[begin MATERIALS PROVIDED]

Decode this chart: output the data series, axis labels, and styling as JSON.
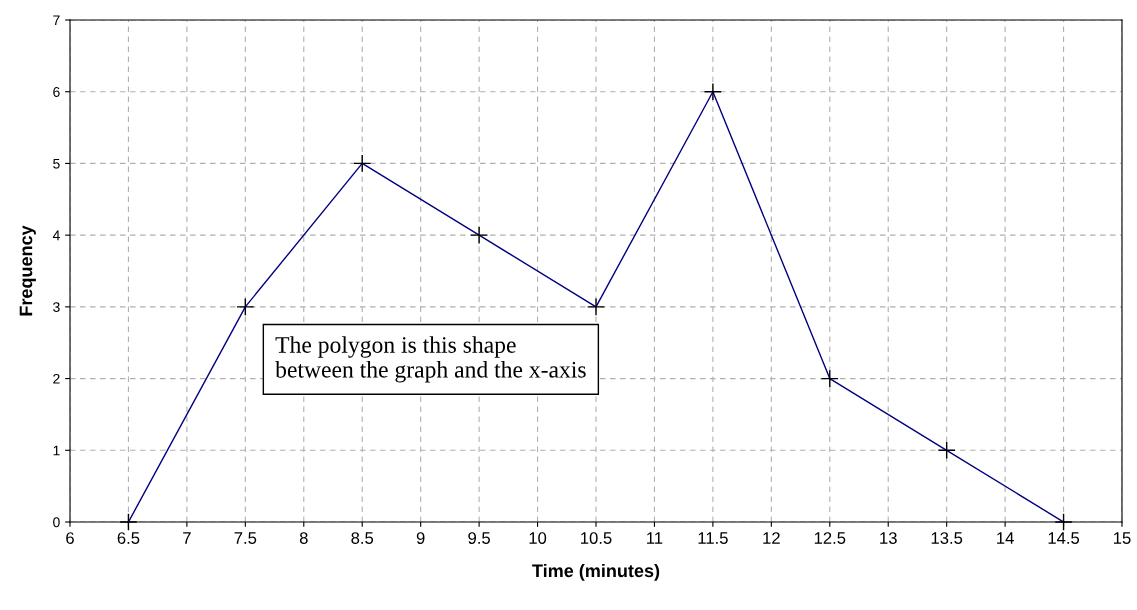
{
  "chart_data": {
    "type": "line",
    "xlabel": "Time (minutes)",
    "ylabel": "Frequency",
    "x": [
      6.5,
      7.5,
      8.5,
      9.5,
      10.5,
      11.5,
      12.5,
      13.5,
      14.5
    ],
    "series": [
      {
        "color": "#000080",
        "values": [
          0,
          3,
          5,
          4,
          3,
          6,
          2,
          1,
          0
        ]
      }
    ],
    "xlim": [
      6,
      15
    ],
    "xticks": [
      6,
      6.5,
      7,
      7.5,
      8,
      8.5,
      9,
      9.5,
      10,
      10.5,
      11,
      11.5,
      12,
      12.5,
      13,
      13.5,
      14,
      14.5,
      15
    ],
    "ylim": [
      0,
      7
    ],
    "yticks": [
      0,
      1,
      2,
      3,
      4,
      5,
      6,
      7
    ],
    "grid": true,
    "marker": "cross",
    "line_style": "solid",
    "annotations": [
      "The polygon is this shape between the graph and the x-axis"
    ]
  }
}
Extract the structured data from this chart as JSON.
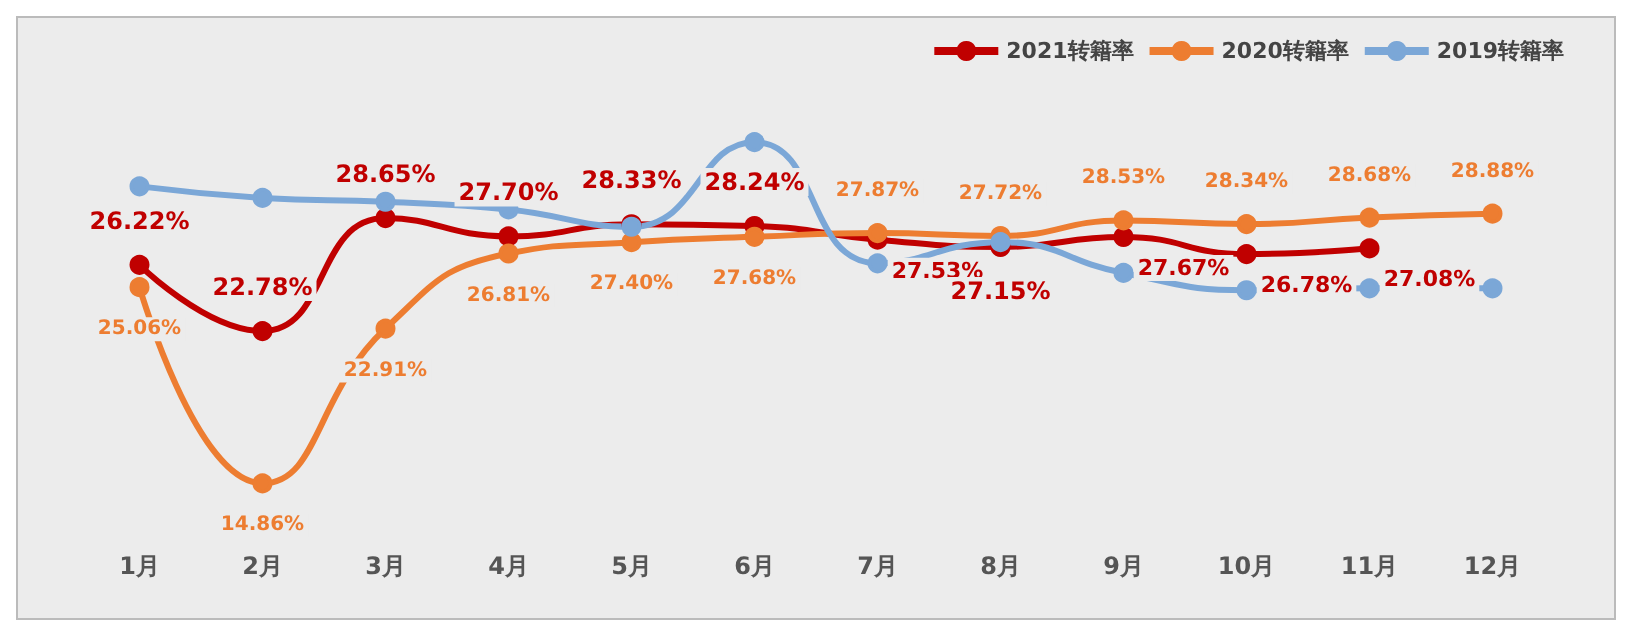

[end MATERIALS PROVIDED]

**GOAL OF THE EXERCISE**:
In the records above, find each line with the word "JSON" and copy it.

**ANSWER TO THIS PROBLEM**:
Decode this chart: output the data series, axis labels, and styling as JSON.
Extract the structured data from this chart as JSON.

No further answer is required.